### What to work on
Please return the lines unchanged from the one containing "Patent image size: (931, 725)." through the one containing "The sensor 62 is at (149, 603).", including both of those lines.
## begin
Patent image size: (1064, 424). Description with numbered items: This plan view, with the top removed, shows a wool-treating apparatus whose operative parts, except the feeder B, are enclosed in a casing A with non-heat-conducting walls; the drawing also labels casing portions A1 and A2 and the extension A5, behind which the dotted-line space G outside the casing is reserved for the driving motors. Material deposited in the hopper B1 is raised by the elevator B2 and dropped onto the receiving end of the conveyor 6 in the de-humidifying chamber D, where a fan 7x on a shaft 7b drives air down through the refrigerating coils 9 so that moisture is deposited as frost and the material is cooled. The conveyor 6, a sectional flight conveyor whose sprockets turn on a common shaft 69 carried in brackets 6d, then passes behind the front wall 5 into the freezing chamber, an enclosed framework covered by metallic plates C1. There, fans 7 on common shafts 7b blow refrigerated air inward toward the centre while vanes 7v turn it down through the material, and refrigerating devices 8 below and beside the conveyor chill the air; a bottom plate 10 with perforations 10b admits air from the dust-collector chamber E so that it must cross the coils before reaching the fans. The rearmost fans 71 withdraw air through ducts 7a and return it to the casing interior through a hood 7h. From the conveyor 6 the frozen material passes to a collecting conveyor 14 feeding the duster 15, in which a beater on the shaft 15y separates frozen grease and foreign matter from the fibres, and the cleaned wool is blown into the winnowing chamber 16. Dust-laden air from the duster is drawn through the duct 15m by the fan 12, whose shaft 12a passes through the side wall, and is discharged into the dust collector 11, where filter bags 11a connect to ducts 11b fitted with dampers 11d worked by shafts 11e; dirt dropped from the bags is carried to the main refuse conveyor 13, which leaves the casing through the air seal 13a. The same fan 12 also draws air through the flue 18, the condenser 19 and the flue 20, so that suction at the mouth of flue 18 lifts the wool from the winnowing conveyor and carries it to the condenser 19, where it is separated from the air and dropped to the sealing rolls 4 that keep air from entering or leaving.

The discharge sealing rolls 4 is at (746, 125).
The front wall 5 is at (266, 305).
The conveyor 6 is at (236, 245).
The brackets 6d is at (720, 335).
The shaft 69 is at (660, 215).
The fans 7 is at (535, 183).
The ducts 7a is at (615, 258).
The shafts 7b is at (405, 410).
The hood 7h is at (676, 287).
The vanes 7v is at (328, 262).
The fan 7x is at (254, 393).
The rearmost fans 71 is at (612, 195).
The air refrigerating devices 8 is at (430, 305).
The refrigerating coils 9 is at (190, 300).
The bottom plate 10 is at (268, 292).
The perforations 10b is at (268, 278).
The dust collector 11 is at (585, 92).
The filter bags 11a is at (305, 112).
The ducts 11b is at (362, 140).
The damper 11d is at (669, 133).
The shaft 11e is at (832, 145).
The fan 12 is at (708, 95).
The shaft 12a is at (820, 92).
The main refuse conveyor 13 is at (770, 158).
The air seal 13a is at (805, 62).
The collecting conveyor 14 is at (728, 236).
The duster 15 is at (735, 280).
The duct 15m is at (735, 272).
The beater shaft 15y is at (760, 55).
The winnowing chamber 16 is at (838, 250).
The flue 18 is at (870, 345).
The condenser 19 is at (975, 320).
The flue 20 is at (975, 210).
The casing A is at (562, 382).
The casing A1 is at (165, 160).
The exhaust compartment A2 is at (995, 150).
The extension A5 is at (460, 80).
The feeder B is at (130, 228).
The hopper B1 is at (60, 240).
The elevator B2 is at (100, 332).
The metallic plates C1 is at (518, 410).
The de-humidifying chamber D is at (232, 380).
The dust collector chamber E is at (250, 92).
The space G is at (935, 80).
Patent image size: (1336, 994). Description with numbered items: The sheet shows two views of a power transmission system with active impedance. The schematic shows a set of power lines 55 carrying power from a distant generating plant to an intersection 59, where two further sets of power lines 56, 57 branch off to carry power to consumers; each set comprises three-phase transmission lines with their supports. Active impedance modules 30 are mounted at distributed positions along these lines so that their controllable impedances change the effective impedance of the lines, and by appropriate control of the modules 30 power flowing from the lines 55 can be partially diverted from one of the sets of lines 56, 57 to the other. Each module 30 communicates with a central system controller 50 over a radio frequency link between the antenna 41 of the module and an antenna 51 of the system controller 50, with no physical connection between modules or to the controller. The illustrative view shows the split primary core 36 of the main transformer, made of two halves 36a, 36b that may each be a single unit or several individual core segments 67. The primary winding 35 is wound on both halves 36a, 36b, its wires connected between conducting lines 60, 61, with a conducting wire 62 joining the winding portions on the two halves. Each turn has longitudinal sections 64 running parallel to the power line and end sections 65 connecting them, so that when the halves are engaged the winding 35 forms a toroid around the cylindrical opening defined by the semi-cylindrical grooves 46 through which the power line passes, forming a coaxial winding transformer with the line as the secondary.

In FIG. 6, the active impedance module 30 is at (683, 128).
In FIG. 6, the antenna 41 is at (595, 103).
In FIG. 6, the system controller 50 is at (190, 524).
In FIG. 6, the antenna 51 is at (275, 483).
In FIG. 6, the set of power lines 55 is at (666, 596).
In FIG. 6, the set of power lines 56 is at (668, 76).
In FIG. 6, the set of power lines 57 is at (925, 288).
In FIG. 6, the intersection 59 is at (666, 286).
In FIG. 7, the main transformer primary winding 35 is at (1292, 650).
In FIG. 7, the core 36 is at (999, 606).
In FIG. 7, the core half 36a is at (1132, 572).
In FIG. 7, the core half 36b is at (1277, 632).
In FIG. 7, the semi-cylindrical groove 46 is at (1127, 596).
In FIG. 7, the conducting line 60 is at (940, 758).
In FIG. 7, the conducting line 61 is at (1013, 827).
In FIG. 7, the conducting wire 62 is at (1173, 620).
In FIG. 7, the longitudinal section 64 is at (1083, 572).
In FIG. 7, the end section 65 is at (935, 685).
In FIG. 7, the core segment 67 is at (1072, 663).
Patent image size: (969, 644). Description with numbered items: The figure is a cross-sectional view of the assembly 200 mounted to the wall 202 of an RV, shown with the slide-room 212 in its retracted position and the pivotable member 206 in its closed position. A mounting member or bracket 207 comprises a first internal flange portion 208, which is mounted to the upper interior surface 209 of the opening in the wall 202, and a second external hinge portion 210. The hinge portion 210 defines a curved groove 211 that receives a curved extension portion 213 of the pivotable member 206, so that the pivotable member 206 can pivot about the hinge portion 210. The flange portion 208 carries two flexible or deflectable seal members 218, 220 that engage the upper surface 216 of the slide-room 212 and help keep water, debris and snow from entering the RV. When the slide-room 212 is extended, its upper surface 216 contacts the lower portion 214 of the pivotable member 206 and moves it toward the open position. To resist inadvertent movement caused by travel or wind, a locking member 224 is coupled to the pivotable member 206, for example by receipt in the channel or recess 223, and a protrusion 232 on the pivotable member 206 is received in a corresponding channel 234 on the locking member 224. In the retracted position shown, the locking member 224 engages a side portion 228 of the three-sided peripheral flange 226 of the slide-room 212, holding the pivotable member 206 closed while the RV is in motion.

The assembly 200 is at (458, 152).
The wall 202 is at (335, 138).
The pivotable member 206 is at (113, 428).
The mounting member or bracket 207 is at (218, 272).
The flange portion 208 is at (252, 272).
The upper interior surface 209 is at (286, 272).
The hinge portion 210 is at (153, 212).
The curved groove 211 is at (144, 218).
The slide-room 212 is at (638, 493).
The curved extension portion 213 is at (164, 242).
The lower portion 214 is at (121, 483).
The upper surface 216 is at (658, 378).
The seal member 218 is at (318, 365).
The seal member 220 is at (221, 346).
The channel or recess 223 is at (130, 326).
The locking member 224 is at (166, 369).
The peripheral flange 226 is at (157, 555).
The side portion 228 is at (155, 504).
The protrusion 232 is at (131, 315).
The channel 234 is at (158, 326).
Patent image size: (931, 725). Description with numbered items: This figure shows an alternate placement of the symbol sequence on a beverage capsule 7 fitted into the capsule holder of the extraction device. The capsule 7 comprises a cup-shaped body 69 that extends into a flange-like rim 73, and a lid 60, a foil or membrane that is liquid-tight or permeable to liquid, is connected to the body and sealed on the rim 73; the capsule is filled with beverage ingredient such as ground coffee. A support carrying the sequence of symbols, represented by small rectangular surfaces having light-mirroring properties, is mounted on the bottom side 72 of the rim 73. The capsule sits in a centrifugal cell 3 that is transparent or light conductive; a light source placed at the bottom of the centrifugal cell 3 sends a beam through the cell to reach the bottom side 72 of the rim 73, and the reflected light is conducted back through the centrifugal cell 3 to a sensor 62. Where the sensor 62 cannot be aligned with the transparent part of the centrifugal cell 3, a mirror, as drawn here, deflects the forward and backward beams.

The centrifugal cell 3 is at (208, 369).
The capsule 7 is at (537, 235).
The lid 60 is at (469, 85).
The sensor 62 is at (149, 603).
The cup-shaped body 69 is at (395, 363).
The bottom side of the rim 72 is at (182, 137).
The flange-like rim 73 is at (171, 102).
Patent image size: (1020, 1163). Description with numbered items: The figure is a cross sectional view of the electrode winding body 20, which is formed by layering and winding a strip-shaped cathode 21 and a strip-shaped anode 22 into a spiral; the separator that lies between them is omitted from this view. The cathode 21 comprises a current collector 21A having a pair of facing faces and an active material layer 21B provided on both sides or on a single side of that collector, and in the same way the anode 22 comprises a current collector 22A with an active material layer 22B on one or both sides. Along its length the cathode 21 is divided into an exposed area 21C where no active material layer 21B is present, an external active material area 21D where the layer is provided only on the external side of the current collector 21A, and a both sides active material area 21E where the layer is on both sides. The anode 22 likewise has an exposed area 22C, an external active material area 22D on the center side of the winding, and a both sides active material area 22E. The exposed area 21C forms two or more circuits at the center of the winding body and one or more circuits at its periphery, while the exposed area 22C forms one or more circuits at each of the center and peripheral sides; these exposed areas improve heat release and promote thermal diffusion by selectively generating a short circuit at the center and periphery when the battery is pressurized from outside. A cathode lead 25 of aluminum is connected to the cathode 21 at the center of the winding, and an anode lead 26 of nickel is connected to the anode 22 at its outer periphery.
## end
### In response
Patent image size: (931, 725). Description with numbered items: This figure shows an alternate placement of the symbol sequence on a beverage capsule 7 fitted into the capsule holder of the extraction device. The capsule 7 comprises a cup-shaped body 69 that extends into a flange-like rim 73, and a lid 60, a foil or membrane that is liquid-tight or permeable to liquid, is connected to the body and sealed on the rim 73; the capsule is filled with beverage ingredient such as ground coffee. A support carrying the sequence of symbols, represented by small rectangular surfaces having light-mirroring properties, is mounted on the bottom side 72 of the rim 73. The capsule sits in a centrifugal cell 3 that is transparent or light conductive; a light source placed at the bottom of the centrifugal cell 3 sends a beam through the cell to reach the bottom side 72 of the rim 73, and the reflected light is conducted back through the centrifugal cell 3 to a sensor 62. Where the sensor 62 cannot be aligned with the transparent part of the centrifugal cell 3, a mirror, as drawn here, deflects the forward and backward beams.

The centrifugal cell 3 is at (208, 369).
The capsule 7 is at (537, 235).
The lid 60 is at (469, 85).
The sensor 62 is at (149, 603).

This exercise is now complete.